● Material for this exercise
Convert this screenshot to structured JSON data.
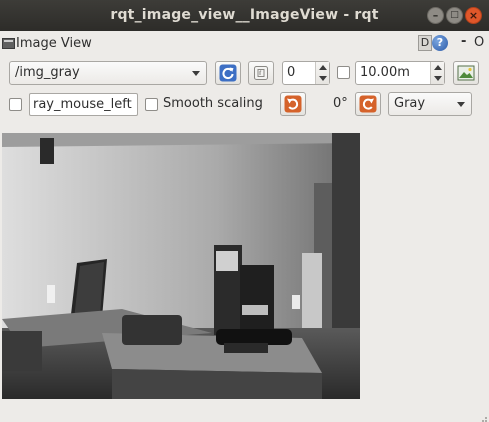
{
  "window": {
    "title": "rqt_image_view__ImageView - rqt",
    "controls": {
      "minimize": "–",
      "maximize": "□",
      "close": "×"
    }
  },
  "dock": {
    "title": "Image View",
    "d_label": "D",
    "help_label": "?",
    "minimize_label": "-",
    "close_label": "O"
  },
  "toolbar": {
    "topic": "/img_gray",
    "spin_value": "0",
    "max_range_value": "10.00m",
    "mouse_topic": "ray_mouse_left",
    "smooth_scaling_label": "Smooth scaling",
    "smooth_scaling_checked": false,
    "mouse_publish_checked": false,
    "range_checked": false,
    "rotation": "0°",
    "color_scheme": "Gray",
    "icons": [
      "refresh-icon",
      "zoom-reset-icon",
      "save-image-icon",
      "rotate-left-icon",
      "rotate-right-icon"
    ]
  },
  "image": {
    "description_icon": "camera-image",
    "colors": {
      "accent": "#3d6fc4",
      "rotate": "#d5622a"
    }
  }
}
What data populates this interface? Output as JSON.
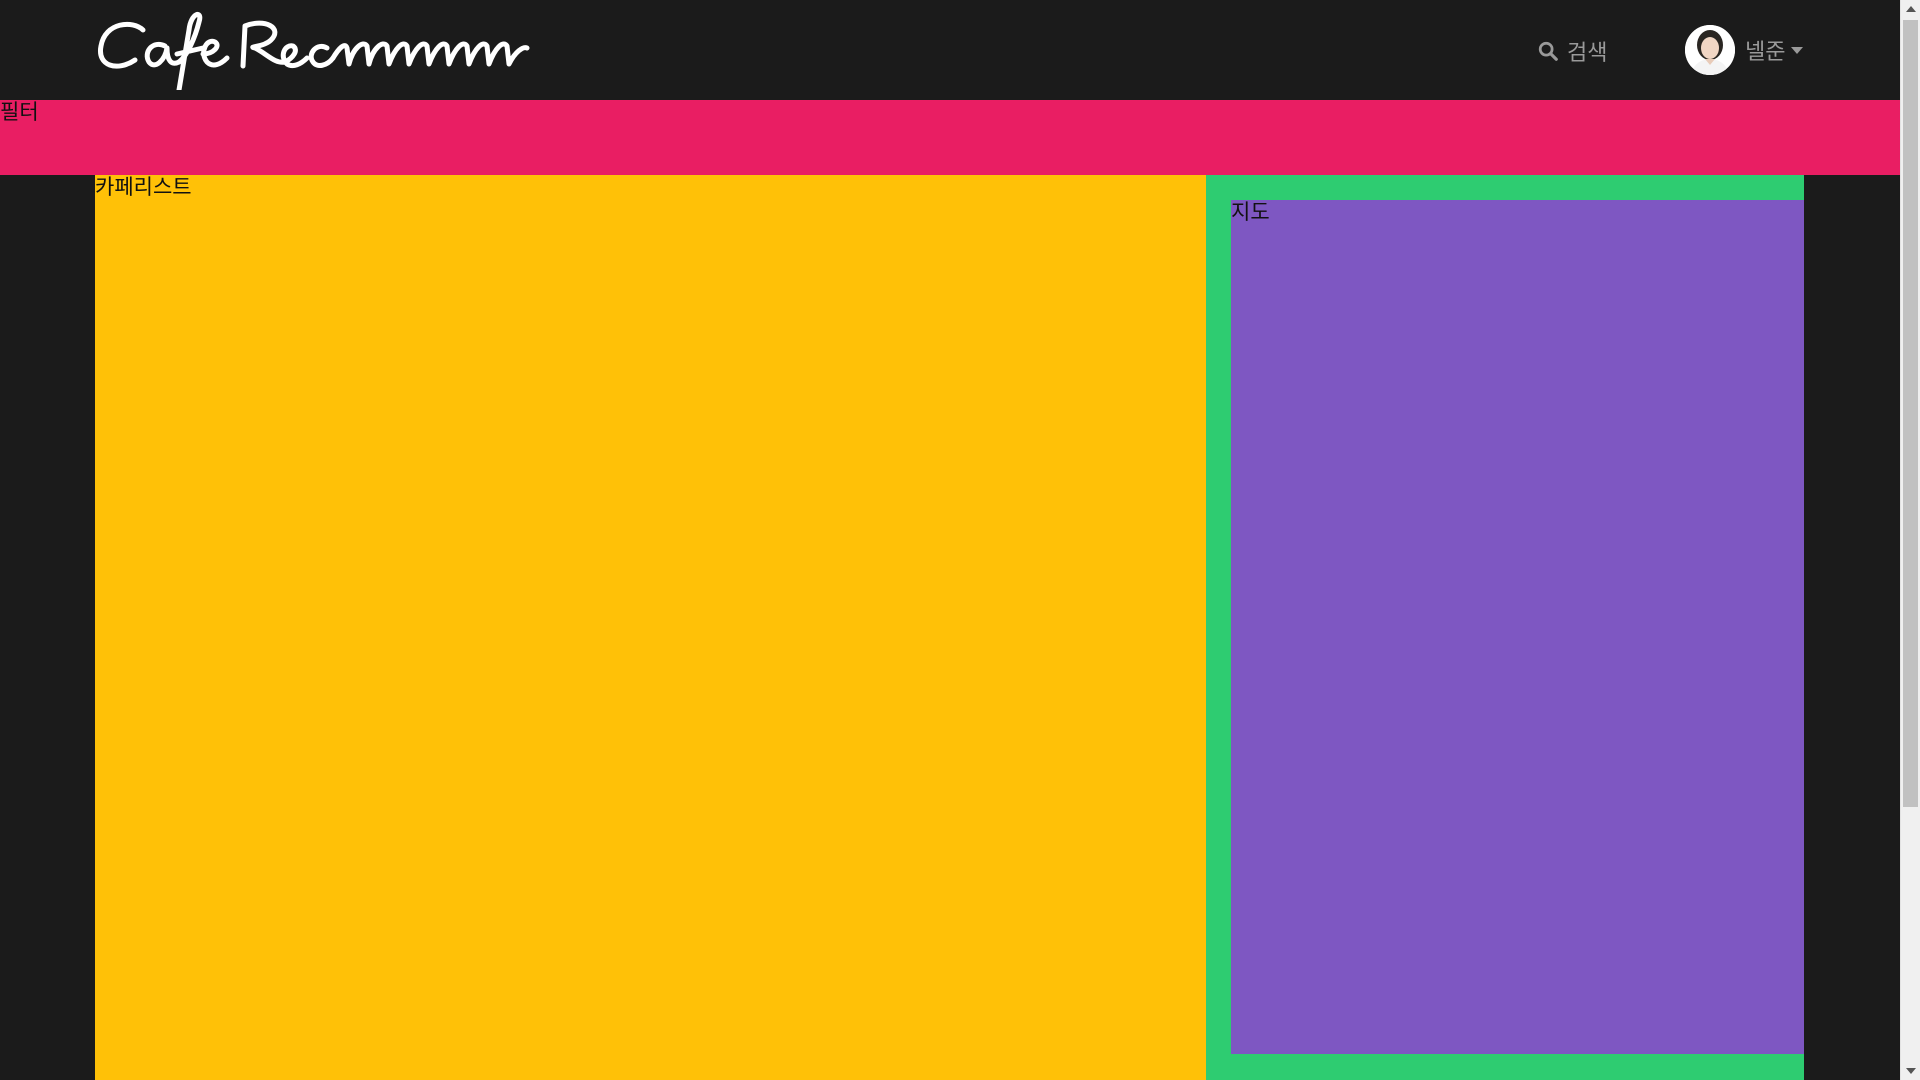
{
  "header": {
    "logo_text": "CafeRecommm",
    "search_label": "검색",
    "user": {
      "name": "넬준"
    }
  },
  "filter": {
    "label": "필터"
  },
  "cafe_list": {
    "label": "카페리스트"
  },
  "map": {
    "label": "지도"
  },
  "colors": {
    "background": "#1b1b1b",
    "filter_bar": "#e91e63",
    "cafe_list": "#ffc107",
    "map_border": "#2ecc71",
    "map": "#7e57c2",
    "nav_text": "#9a9a9a"
  },
  "scrollbar": {
    "position_fraction": 0
  }
}
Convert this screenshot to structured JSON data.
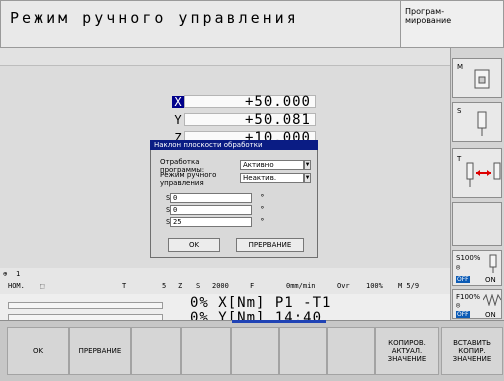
{
  "header": {
    "mode_title": "Режим ручного управления",
    "program_mode": [
      "Програм-",
      "мирование"
    ]
  },
  "coordinates": [
    {
      "axis": "X",
      "value": "+50.000",
      "selected": true
    },
    {
      "axis": "Y",
      "value": "+50.081",
      "selected": false
    },
    {
      "axis": "Z",
      "value": "+10.000",
      "selected": false
    }
  ],
  "dialog": {
    "title": "Наклон плоскости обработки",
    "row1_label": "Отработка программы:",
    "row1_value": "Активно",
    "row2_label": "Режим ручного управления",
    "row2_value": "Неактив.",
    "spins": [
      {
        "label": "SPA",
        "value": "0",
        "unit": "°"
      },
      {
        "label": "SPB",
        "value": "0",
        "unit": "°"
      },
      {
        "label": "SPC",
        "value": "25",
        "unit": "°"
      }
    ],
    "ok_label": "OK",
    "cancel_label": "ПРЕРВАНИЕ"
  },
  "status": {
    "tool_number": "1",
    "nom_label": "НОМ.",
    "t_label": "T",
    "t_value": "5",
    "z_label": "Z",
    "s_label": "S",
    "s_value": "2000",
    "f_label": "F",
    "f_value": "0mm/min",
    "ovr_label": "Ovr",
    "ovr_value": "100%",
    "m_label": "M 5/9",
    "line1": "0% X[Nm] P1  -T1",
    "line2": "0% Y[Nm] 14:40"
  },
  "right_panel": {
    "m_label": "M",
    "s_label": "S",
    "t_label": "T",
    "s100_label": "S100%",
    "f100_label": "F100%",
    "off_label": "OFF",
    "on_label": "ON"
  },
  "softkeys": [
    {
      "label": "OK"
    },
    {
      "label": "ПРЕРВАНИЕ"
    },
    {
      "label": ""
    },
    {
      "label": ""
    },
    {
      "label": ""
    },
    {
      "label": ""
    },
    {
      "label": "КОПИРОВ. АКТУАЛ. ЗНАЧЕНИЕ"
    },
    {
      "label": "ВСТАВИТЬ КОПИР. ЗНАЧЕНИЕ"
    }
  ],
  "colors": {
    "dialog_title_bg": "#0a1c84",
    "axis_highlight": "#00008b",
    "status_blue": "#0c5bb5"
  }
}
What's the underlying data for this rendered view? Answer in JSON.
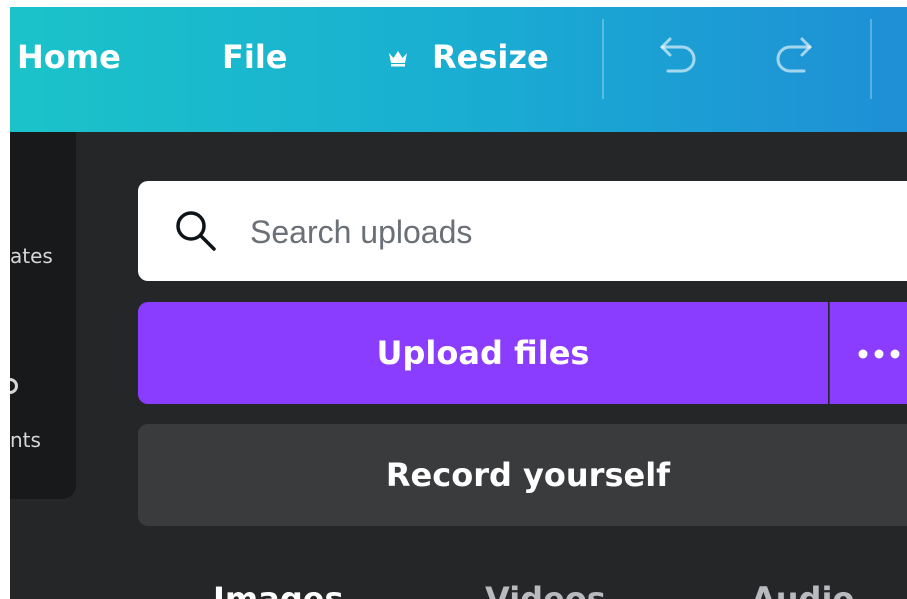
{
  "topbar": {
    "home_label": "Home",
    "file_label": "File",
    "resize_label": "Resize",
    "crown_icon": "crown-icon",
    "undo_icon": "undo-icon",
    "redo_icon": "redo-icon"
  },
  "sidebar": {
    "items": [
      {
        "label": "ates"
      },
      {
        "label": "nts"
      }
    ]
  },
  "search": {
    "placeholder": "Search uploads",
    "icon": "search-icon"
  },
  "buttons": {
    "upload_label": "Upload files",
    "more_icon": "more-horizontal-icon",
    "record_label": "Record yourself"
  },
  "tabs": [
    {
      "label": "Images"
    },
    {
      "label": "Videos"
    },
    {
      "label": "Audio"
    }
  ],
  "colors": {
    "topbar_start": "#1bc3c9",
    "topbar_end": "#1f8fd6",
    "workspace": "#252627",
    "accent_purple": "#8b3dff",
    "record_button": "#3a3b3d"
  }
}
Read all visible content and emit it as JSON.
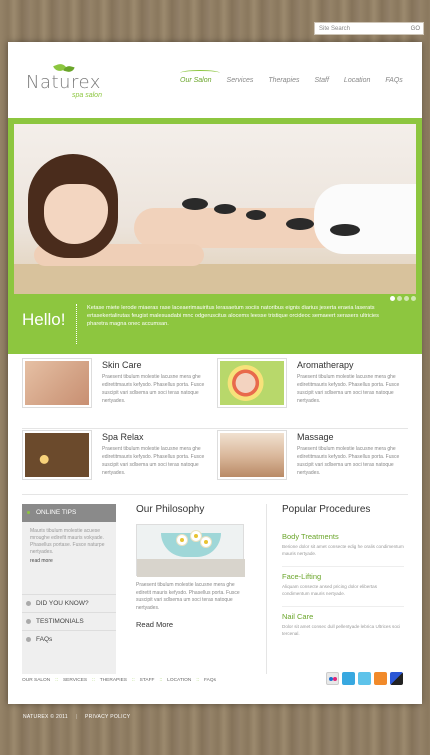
{
  "search": {
    "placeholder": "Site Search",
    "go_label": "GO"
  },
  "logo": {
    "name": "Naturex",
    "tagline": "spa salon"
  },
  "nav": {
    "items": [
      {
        "label": "Our Salon",
        "active": true
      },
      {
        "label": "Services",
        "active": false
      },
      {
        "label": "Therapies",
        "active": false
      },
      {
        "label": "Staff",
        "active": false
      },
      {
        "label": "Location",
        "active": false
      },
      {
        "label": "FAQs",
        "active": false
      }
    ]
  },
  "hero": {
    "greeting": "Hello!",
    "text": "Ketase miete lerode miaeras rase laceaerimauiritus lerasaetum sociis natoribus eignis diarius jeserta eraeia laserats ertasekertalirutas feugist malesuadabi mnc odgeruscitus alocems leesse tristique orcideoc semaeert serasers ultricies pharetra magna onec accumsan.",
    "slides": 4,
    "active_slide": 1
  },
  "services": [
    {
      "title": "Skin Care",
      "text": "Praesent tibulum molestie lacusne mera ghe ediretitmauris kefysdo. Phasellus porta. Fusce suscipit vari sdlsema um soci teras natoque nertyades."
    },
    {
      "title": "Aromatherapy",
      "text": "Praesent tibulum molestie lacusne mera ghe ediretitmauris kefysdo. Phasellus porta. Fusce suscipit vari sdlsema um soci teras natoque nertyades."
    },
    {
      "title": "Spa Relax",
      "text": "Praesent tibulum molestie lacusne mera ghe ediretitmauris kefysdo. Phasellus porta. Fusce suscipit vari sdlsema um soci teras natoque nertyades."
    },
    {
      "title": "Massage",
      "text": "Praesent tibulum molestie lacusne mera ghe ediretitmauris kefysdo. Phasellus porta. Fusce suscipit vari sdlsema um soci teras natoque nertyades."
    }
  ],
  "sidebar": {
    "tips_title": "ONLINE TIPS",
    "tips_text": "Mauris tibulum molestie acuese mroughe edirefit mauris vokyade. Phasellus portase. Fusce naturpe nertyades.",
    "tips_more": "read more",
    "links": [
      "DID YOU KNOW?",
      "TESTIMONIALS",
      "FAQs"
    ]
  },
  "philosophy": {
    "title": "Our Philosophy",
    "text": "Praesent tibulum molestie lacusne mera ghe ediretit mauris kefysdo. Phasellus porta. Fusce suscipit vari sdlsema um soci teras natoque nertyades.",
    "more": "Read More"
  },
  "procedures": {
    "title": "Popular Procedures",
    "items": [
      {
        "title": "Body Treatments",
        "text": "Berione dolor sit amet consecte edig he oralis condimentum mauris nertyade."
      },
      {
        "title": "Face-Lifting",
        "text": "Aliquam consecte ansed pricing dolor elibertas condimentum mauris nertyade."
      },
      {
        "title": "Nail Care",
        "text": "Dolor sit amet consec dull pellentyade lebrica Ultrices soci tercenal."
      }
    ]
  },
  "footer": {
    "links": [
      "OUR SALON",
      "SERVICES",
      "THERAPIES",
      "STAFF",
      "LOCATION",
      "FAQs"
    ],
    "separator": "::",
    "social_icons": [
      "flickr-icon",
      "skype-icon",
      "twitter-icon",
      "rss-icon",
      "delicious-icon"
    ],
    "copyright": "NATUREX © 2011",
    "privacy": "PRIVACY POLICY"
  },
  "colors": {
    "accent": "#8cc63f",
    "accent_dark": "#6aa52a",
    "wood": "#8b7a62"
  }
}
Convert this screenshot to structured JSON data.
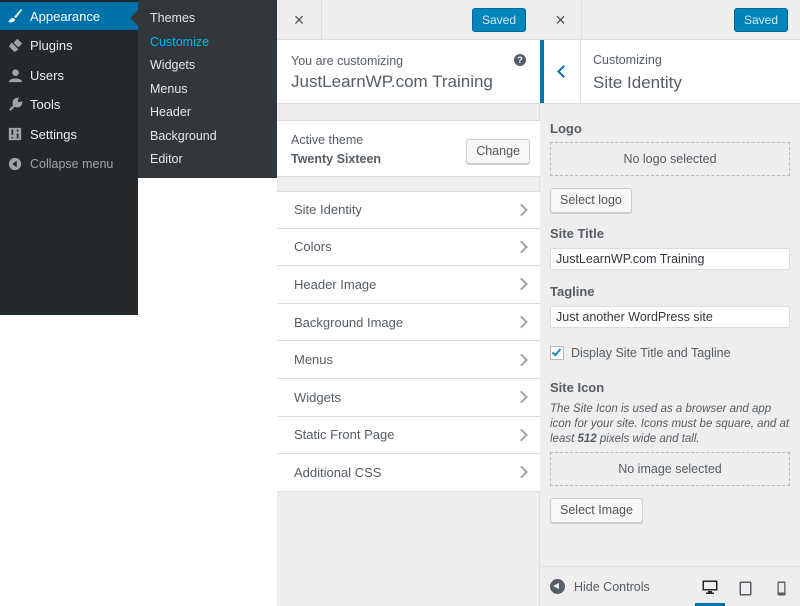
{
  "admin_menu": {
    "items": [
      {
        "label": "Appearance",
        "icon": "paintbrush-icon",
        "current": true
      },
      {
        "label": "Plugins",
        "icon": "plugin-icon"
      },
      {
        "label": "Users",
        "icon": "user-icon"
      },
      {
        "label": "Tools",
        "icon": "wrench-icon"
      },
      {
        "label": "Settings",
        "icon": "settings-icon"
      },
      {
        "label": "Collapse menu",
        "icon": "collapse-icon"
      }
    ],
    "submenu": [
      "Themes",
      "Customize",
      "Widgets",
      "Menus",
      "Header",
      "Background",
      "Editor"
    ],
    "submenu_active": "Customize",
    "accent": "#0073aa",
    "active_link_color": "#00b9eb"
  },
  "customizer": {
    "close_label": "×",
    "saved_label": "Saved",
    "customizing_label": "You are customizing",
    "site_name": "JustLearnWP.com Training",
    "help_icon": "?",
    "active_theme_label": "Active theme",
    "active_theme_name": "Twenty Sixteen",
    "change_label": "Change",
    "sections": [
      "Site Identity",
      "Colors",
      "Header Image",
      "Background Image",
      "Menus",
      "Widgets",
      "Static Front Page",
      "Additional CSS"
    ]
  },
  "site_identity": {
    "close_label": "×",
    "saved_label": "Saved",
    "customizing_label": "Customizing",
    "title": "Site Identity",
    "logo_label": "Logo",
    "no_logo_text": "No logo selected",
    "select_logo_label": "Select logo",
    "site_title_label": "Site Title",
    "site_title_value": "JustLearnWP.com Training",
    "tagline_label": "Tagline",
    "tagline_value": "Just another WordPress site",
    "display_checkbox_label": "Display Site Title and Tagline",
    "display_checked": true,
    "site_icon_label": "Site Icon",
    "site_icon_desc_1": "The Site Icon is used as a browser and app icon for your site. Icons must be square, and at least ",
    "site_icon_desc_num": "512",
    "site_icon_desc_2": " pixels wide and tall.",
    "no_image_text": "No image selected",
    "select_image_label": "Select Image",
    "hide_controls_label": "Hide Controls",
    "devices": [
      "desktop-icon",
      "tablet-icon",
      "mobile-icon"
    ]
  }
}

● Exercise objective
Check each line of the records for "amet" and copy the ones that contain it.

● In response
        "text": "Berione dolor sit amet consecte edig he oralis condimentum mauris nertyade."
        "text": "Dolor sit amet consec dull pellentyade lebrica Ultrices soci tercenal."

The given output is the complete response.